*Stated problem*
List all lines in the material below that contain "féin".

*Entries shown*
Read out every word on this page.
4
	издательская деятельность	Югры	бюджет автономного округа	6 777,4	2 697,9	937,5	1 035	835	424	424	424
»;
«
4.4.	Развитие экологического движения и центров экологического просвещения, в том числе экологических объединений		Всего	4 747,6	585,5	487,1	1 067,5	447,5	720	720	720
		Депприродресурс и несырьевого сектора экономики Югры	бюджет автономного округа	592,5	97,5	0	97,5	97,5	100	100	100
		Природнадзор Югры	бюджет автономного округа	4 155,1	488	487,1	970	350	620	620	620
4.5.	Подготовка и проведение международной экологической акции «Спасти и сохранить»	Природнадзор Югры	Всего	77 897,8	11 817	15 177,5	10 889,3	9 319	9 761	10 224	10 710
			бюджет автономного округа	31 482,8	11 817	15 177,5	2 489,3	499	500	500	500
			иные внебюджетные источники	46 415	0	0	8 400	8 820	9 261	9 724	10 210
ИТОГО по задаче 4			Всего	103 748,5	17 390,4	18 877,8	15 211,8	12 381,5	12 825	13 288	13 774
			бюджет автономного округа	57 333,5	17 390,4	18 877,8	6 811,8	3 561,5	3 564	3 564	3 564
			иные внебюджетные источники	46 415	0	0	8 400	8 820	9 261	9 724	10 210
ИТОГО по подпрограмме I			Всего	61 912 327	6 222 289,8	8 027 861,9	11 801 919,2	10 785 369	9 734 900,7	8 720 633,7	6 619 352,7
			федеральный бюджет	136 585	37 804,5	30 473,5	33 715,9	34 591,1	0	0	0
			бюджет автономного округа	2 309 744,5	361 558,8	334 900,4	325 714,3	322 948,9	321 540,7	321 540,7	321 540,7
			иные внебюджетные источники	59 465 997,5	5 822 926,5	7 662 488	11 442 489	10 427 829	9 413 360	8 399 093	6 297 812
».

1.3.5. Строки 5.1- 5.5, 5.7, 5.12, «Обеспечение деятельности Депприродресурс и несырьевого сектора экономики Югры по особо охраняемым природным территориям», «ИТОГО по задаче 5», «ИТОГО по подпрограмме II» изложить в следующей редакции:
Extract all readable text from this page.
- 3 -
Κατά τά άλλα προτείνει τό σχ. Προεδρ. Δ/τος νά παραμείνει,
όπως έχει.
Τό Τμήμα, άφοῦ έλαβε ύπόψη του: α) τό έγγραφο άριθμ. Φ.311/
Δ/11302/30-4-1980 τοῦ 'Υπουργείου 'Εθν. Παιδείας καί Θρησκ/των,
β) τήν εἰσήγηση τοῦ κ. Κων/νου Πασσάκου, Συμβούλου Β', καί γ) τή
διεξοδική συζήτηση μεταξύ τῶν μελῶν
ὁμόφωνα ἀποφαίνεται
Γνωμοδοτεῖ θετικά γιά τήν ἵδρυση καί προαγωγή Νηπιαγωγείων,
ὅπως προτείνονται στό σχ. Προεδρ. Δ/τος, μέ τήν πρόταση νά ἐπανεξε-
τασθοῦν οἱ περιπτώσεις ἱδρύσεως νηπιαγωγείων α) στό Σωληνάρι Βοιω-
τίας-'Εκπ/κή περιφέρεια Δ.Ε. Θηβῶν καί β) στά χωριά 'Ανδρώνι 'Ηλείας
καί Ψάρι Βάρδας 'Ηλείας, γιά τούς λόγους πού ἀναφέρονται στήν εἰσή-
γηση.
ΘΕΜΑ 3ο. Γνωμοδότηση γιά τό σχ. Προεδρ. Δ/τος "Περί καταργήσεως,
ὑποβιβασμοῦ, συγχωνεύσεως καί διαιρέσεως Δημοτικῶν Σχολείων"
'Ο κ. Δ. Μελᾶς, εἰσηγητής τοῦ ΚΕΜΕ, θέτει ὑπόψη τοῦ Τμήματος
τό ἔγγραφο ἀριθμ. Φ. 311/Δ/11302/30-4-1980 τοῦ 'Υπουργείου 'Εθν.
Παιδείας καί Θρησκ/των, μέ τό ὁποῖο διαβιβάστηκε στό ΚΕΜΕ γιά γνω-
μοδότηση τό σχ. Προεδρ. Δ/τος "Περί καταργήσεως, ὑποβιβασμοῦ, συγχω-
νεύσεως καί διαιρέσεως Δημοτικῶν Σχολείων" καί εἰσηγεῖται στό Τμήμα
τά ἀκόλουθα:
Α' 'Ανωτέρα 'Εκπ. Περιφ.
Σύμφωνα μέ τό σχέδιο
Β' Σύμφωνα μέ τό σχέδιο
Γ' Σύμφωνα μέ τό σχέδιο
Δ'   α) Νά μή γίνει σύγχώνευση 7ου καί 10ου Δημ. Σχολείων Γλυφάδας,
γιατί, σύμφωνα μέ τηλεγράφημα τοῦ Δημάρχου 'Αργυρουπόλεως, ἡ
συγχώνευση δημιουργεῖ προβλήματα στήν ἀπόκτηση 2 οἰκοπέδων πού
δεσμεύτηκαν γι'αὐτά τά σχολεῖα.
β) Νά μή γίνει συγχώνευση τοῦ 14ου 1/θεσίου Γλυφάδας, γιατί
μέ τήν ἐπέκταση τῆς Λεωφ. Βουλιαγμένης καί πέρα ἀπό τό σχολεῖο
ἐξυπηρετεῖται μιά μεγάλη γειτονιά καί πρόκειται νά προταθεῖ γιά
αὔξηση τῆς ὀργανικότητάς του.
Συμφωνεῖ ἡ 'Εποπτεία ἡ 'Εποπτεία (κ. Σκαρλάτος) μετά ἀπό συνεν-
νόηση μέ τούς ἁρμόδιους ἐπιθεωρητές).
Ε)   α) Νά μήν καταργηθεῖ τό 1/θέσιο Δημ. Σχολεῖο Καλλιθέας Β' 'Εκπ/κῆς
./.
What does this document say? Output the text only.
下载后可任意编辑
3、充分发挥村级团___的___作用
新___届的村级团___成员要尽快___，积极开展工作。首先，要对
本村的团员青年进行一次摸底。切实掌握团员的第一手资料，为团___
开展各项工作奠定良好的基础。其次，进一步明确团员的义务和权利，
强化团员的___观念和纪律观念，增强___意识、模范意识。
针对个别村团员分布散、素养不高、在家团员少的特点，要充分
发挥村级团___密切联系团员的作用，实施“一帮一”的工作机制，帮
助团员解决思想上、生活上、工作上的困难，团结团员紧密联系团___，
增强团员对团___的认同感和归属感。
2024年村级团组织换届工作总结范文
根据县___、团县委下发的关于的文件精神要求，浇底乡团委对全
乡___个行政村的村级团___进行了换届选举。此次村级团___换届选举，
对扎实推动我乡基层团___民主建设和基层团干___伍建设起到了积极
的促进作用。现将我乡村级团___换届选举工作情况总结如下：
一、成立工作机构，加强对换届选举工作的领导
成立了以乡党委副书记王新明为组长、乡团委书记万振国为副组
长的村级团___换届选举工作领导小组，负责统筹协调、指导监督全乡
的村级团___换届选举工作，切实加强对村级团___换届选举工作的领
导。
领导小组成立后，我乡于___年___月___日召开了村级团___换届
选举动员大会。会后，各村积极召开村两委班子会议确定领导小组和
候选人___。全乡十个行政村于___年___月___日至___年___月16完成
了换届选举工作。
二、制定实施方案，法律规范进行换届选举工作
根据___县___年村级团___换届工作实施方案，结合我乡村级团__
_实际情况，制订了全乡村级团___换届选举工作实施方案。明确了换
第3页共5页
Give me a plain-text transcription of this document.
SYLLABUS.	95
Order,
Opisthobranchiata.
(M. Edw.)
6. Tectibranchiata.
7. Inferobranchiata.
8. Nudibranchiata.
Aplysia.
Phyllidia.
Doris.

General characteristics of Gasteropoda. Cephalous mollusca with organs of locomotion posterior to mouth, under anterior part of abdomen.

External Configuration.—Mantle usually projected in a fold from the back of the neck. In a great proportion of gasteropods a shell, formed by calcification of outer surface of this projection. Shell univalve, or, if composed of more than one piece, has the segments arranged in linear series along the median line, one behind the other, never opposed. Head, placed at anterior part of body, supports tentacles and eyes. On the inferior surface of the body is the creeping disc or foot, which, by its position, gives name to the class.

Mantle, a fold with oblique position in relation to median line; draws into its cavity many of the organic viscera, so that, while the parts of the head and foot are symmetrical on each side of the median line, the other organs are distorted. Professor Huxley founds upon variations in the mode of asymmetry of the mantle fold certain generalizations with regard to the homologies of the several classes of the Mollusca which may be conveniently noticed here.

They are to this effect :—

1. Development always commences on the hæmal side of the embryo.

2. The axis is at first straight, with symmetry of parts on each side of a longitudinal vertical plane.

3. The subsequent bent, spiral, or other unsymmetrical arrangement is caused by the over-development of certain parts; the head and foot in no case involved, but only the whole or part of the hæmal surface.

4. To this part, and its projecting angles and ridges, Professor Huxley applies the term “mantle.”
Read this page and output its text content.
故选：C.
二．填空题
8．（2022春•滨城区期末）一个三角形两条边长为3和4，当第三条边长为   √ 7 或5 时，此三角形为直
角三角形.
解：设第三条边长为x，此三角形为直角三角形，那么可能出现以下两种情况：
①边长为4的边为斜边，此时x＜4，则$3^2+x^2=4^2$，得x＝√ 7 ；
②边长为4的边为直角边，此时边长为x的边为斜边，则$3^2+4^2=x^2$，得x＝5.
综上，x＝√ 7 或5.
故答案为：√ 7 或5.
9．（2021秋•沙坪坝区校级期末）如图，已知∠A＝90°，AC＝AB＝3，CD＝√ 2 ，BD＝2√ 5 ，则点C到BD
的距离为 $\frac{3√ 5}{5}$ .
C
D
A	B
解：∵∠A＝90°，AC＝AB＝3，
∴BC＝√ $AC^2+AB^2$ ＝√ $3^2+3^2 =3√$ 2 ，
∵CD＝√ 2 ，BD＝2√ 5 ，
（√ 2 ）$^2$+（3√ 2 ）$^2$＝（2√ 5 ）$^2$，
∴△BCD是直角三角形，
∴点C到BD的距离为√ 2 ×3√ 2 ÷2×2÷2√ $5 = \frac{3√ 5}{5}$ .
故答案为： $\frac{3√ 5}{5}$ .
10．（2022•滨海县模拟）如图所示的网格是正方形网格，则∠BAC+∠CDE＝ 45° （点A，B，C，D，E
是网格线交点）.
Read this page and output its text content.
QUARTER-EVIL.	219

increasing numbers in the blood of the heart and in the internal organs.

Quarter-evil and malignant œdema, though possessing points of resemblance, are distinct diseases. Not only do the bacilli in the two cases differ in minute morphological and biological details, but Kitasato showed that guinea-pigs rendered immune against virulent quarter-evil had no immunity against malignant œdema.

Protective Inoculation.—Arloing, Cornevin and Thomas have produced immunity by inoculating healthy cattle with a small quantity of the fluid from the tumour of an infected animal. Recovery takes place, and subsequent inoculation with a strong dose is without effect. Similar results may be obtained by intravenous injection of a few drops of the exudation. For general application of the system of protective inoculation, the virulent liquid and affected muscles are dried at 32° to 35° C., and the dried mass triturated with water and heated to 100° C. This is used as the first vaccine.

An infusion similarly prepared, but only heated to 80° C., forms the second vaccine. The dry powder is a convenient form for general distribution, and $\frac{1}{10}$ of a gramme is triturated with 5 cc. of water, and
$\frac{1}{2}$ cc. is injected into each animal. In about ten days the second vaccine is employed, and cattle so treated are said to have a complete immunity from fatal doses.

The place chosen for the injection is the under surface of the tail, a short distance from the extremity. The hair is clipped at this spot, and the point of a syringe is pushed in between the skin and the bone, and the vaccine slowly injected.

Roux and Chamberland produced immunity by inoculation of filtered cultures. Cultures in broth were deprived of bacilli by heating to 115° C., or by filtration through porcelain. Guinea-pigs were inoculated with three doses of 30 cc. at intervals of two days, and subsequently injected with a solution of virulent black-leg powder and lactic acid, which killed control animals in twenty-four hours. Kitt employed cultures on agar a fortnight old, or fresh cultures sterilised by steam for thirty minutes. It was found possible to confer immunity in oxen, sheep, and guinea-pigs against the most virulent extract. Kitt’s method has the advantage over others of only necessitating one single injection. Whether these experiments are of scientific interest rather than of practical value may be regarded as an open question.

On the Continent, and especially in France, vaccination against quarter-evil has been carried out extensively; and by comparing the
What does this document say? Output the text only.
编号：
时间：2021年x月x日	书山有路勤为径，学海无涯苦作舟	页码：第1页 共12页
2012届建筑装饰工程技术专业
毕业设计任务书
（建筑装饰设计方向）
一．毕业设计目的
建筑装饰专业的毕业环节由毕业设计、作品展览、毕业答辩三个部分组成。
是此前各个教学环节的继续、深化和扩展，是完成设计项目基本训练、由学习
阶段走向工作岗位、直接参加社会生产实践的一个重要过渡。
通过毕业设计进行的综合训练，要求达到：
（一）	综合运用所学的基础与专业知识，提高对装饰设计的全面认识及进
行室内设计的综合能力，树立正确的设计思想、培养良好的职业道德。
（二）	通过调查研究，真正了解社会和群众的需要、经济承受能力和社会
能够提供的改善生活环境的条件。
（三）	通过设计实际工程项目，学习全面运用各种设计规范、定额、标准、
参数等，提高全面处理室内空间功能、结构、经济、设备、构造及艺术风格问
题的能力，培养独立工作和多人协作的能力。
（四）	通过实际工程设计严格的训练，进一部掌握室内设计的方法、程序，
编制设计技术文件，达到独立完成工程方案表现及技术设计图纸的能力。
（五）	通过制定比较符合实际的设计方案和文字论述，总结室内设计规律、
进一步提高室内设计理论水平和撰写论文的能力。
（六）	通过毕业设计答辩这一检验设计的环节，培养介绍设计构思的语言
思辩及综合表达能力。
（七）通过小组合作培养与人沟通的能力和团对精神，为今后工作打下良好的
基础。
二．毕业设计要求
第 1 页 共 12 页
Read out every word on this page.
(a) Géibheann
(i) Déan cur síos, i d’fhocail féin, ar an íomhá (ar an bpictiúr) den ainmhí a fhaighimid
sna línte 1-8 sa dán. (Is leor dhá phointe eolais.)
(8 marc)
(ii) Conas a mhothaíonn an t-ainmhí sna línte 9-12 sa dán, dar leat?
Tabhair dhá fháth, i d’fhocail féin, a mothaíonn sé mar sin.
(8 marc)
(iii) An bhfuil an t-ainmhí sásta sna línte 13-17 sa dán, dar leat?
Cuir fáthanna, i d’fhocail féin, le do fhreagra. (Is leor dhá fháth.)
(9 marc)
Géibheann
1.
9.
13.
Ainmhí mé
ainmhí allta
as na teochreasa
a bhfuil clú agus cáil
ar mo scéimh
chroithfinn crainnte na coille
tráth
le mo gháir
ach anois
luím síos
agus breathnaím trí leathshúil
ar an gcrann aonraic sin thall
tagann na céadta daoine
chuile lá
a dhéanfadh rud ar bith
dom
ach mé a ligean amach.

*Task answer*
(i) Déan cur síos, i d’fhocail féin, ar an íomhá (ar an bpictiúr) den ainmhí a fhaighimid
Tabhair dhá fháth, i d’fhocail féin, a mothaíonn sé mar sin.
Cuir fáthanna, i d’fhocail féin, le do fhreagra. (Is leor dhá fháth.)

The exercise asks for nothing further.